◆ Tasks to perform
A - Answer these questions using the passage on diamond in the space industry:
(i) What low and high temperatures can rockets and satellites orbiting Earth reach?
(ii) What is the thermal conductivity coefficient of diamond?
(iii) Up to what temperature can diamond withstand in the oxygen-free environment of space?
B - Transcribe part of the passage on diamond in the space industry word for word. Begin at the words "Resistance to high" and stop after "in extreme temperatures.".

One of the most severe challenges is temperature. Unlike on Earth, where the atmosphere stabilizes temperatures by allowing heat to transfer through convection, space is a vacuum, meaning there is no air to distribute heat. As a result, rockets and artificial satellites orbiting Earth experience extreme temperature fluctuations, reaching as low as -150°C in the shade and soaring to +120°C in direct sunlight.
Earth’s atmosphere protects us from the many dangers of the cosmos. However, in outer space radiation (high-energy particles and electromagnetic waves) has serious negative effects on the human body and electric devices installed on board spacecraft.
Furthermore, once a spacecraft is launched into space, repairs become highly restricted. Therefore, thorough quality control and reliability are required so that it can operate stably even in such harsh environments.
Characteristics of diamond that make it indispensable in the space industry
Diamond has several important properties that make it invaluable in the space industry. It is exceptionally strong due to its unique atomic structure, in which carbon atoms are arranged in a regular tetrahedral pattern and bonded by strong covalent bonds. This structure not only gives diamond its remarkable hardness but also provides a range of unique properties that make diamond ideal for use in extreme environments like space.
High thermal conductivity
Diamond is one of the most efficient materials for heat transmission. Its thermal conductivity coefficient, which measures how easily heat is transferred, is 2000 W/m·K—about five times that of copper, a metal known for its excellent thermal conductivity.
In general, materials that do not conduct electricity have lower thermal conductivity than metals. However, diamond stands out in this regard due to its extremely strong covalent bonded carbon atoms. Heat is transmitted through these bonds as vibrations, resulting in exceptionally high thermal conductivity compared to other electrically insulating materials.
Resistance to high temperatures
Diamond exhibits exceptional heat resistance due to the strong covalent bonds between its carbon atoms. On Earth, due to the presence of oxygen in our atmosphere, graphitization of diamond begins at around 600°C. However, in the oxygen-free environment of space, diamond can withstand temperatures of up to 1400°C, making it highly durable in extreme temperatures.
Excellent material for use in semiconductor devices
Recently, diamond has been gaining attention as a material for the next generation of power semiconductor devices due to its outstanding performance. Power semiconductors are used to convert power through switching operations, requiring characteristics such as a high maximum voltage tolerance, fast switching speed, and high heat resistance.
Diamond surpasses conventional semiconductor materials like silicon, silicon carbide, and gallium nitride in key properties such as band gap, dielectric breakdown field strength, carrier mobility, and dielectric constant. These characteristics make it a promising material for achieving higher output, faster operation, and stable performance in high-temperature and high-voltage environments.

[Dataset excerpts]
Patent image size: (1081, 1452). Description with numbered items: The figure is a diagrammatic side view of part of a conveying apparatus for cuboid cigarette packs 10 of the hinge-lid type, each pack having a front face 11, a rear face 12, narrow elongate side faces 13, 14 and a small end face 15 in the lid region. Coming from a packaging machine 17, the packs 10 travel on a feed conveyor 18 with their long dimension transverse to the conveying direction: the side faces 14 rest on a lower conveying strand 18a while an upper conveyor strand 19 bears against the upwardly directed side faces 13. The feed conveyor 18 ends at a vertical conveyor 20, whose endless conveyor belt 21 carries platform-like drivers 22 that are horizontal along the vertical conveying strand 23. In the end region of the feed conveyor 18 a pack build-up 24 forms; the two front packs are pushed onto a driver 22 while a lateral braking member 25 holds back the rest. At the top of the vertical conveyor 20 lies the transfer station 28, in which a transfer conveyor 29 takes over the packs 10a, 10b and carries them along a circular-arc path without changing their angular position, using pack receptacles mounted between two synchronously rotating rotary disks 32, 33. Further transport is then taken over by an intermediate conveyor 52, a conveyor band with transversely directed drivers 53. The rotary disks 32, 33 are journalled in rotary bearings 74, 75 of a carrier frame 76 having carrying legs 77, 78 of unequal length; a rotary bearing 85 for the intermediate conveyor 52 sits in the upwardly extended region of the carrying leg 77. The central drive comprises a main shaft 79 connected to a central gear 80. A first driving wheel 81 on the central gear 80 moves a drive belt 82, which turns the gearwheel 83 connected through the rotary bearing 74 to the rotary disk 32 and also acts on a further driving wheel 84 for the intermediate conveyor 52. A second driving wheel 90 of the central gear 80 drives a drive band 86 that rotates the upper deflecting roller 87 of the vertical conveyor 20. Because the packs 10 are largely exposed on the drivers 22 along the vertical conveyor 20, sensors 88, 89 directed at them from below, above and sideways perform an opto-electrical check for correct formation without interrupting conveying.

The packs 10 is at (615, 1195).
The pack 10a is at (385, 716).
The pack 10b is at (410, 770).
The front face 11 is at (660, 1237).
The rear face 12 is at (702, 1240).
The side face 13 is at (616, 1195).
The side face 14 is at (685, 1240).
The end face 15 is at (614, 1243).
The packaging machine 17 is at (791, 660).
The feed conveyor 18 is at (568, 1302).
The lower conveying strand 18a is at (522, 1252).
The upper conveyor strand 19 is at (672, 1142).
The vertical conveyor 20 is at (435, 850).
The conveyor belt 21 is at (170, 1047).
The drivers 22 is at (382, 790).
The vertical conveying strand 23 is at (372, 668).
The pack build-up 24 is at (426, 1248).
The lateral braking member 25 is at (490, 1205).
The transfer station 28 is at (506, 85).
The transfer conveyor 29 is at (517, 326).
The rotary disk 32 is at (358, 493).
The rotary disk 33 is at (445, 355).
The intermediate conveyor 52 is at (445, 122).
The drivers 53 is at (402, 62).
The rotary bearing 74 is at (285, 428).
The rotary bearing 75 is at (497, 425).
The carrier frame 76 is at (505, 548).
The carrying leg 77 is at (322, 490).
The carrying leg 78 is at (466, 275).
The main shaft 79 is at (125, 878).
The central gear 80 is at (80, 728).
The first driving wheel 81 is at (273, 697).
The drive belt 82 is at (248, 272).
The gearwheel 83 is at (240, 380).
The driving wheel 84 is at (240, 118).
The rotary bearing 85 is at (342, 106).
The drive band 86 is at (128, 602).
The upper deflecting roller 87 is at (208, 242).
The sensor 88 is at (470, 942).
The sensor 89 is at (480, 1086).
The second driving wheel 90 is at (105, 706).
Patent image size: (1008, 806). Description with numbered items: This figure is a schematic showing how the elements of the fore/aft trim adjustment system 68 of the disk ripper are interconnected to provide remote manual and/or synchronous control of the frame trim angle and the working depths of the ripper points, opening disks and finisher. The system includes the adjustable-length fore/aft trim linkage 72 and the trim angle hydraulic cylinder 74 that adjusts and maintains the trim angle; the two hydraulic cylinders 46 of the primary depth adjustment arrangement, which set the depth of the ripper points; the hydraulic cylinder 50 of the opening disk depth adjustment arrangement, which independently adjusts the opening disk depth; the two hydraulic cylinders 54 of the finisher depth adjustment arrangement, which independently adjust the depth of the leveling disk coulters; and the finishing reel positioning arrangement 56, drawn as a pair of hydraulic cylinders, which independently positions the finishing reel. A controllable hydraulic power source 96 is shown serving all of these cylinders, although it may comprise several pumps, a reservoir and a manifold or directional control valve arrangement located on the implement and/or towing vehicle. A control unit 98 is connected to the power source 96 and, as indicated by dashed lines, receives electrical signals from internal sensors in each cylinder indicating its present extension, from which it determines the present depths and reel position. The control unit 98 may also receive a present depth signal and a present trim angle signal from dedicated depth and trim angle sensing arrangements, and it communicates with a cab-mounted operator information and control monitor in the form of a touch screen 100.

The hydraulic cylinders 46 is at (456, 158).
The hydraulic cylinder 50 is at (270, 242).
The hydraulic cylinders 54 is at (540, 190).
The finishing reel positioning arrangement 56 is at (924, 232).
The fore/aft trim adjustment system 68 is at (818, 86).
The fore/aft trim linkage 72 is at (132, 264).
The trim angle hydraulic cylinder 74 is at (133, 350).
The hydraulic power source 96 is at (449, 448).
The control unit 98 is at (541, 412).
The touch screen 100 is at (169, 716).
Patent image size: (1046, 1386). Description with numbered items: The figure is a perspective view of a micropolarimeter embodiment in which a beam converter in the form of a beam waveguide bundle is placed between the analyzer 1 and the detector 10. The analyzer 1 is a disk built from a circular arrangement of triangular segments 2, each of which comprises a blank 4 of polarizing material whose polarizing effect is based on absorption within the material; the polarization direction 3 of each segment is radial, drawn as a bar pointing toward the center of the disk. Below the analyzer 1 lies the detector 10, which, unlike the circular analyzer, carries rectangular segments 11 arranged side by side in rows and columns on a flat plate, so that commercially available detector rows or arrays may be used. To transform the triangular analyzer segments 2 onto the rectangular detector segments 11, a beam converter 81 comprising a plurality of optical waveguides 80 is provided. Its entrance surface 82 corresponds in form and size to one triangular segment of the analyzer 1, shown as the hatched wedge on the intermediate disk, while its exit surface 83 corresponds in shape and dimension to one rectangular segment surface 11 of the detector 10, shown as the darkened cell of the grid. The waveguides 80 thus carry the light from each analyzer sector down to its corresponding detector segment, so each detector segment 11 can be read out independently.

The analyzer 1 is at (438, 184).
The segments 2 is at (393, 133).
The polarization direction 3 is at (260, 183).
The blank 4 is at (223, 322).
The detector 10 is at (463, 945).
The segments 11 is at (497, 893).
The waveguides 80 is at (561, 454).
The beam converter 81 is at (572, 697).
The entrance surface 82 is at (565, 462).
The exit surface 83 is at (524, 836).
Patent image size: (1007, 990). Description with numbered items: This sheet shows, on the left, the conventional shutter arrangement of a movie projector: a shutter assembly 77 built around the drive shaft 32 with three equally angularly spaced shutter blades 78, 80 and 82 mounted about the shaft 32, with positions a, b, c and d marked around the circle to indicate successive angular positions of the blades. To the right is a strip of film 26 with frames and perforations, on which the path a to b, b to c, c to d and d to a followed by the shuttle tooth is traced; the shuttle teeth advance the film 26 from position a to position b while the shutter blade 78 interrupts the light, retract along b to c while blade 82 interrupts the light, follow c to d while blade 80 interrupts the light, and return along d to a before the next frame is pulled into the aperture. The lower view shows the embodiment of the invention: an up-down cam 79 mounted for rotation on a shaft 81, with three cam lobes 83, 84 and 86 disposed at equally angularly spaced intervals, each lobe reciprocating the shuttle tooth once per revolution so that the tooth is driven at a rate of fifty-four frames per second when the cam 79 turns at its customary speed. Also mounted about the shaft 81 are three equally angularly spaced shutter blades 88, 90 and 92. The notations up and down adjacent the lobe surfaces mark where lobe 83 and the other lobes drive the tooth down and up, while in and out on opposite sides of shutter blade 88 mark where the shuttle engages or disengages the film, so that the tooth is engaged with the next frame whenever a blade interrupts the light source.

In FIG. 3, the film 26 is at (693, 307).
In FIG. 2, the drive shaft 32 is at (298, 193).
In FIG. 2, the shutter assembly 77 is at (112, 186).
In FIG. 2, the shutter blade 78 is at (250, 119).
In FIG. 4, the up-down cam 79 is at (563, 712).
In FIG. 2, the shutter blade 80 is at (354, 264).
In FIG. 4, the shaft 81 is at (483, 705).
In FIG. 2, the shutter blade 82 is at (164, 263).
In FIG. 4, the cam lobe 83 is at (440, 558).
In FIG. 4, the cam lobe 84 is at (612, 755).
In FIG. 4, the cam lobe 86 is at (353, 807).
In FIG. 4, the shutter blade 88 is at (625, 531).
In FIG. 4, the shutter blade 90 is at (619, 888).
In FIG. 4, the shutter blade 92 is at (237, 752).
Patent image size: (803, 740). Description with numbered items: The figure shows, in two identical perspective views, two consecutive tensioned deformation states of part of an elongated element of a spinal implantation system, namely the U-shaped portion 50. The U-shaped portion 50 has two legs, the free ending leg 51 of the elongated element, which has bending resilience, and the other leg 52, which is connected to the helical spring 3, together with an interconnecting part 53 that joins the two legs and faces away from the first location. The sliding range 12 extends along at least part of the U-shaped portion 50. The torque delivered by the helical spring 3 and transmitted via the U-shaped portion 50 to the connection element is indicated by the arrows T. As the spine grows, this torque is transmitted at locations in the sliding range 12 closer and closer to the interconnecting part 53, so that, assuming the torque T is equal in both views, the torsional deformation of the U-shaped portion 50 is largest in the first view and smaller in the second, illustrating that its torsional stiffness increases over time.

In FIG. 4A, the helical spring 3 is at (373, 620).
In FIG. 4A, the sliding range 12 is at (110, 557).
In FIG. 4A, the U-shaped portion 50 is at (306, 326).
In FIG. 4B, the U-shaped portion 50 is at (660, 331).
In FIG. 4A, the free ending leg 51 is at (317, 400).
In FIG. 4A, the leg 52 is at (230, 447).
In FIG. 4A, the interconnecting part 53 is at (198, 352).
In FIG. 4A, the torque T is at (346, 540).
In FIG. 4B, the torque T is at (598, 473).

◆ Results of the exercise
A -
(i) As low as -150°C in the shade and as high as +120°C in direct sunlight.
(ii) 2000 W/m·K, about five times that of copper.
(iii) Up to 1400°C.

B -
Resistance to high temperatures
Diamond exhibits exceptional heat resistance due to the strong covalent bonds between its carbon atoms. On Earth, due to the presence of oxygen in our atmosphere, graphitization of diamond begins at around 600°C. However, in the oxygen-free environment of space, diamond can withstand temperatures of up to 1400°C, making it highly durable in extreme temperatures.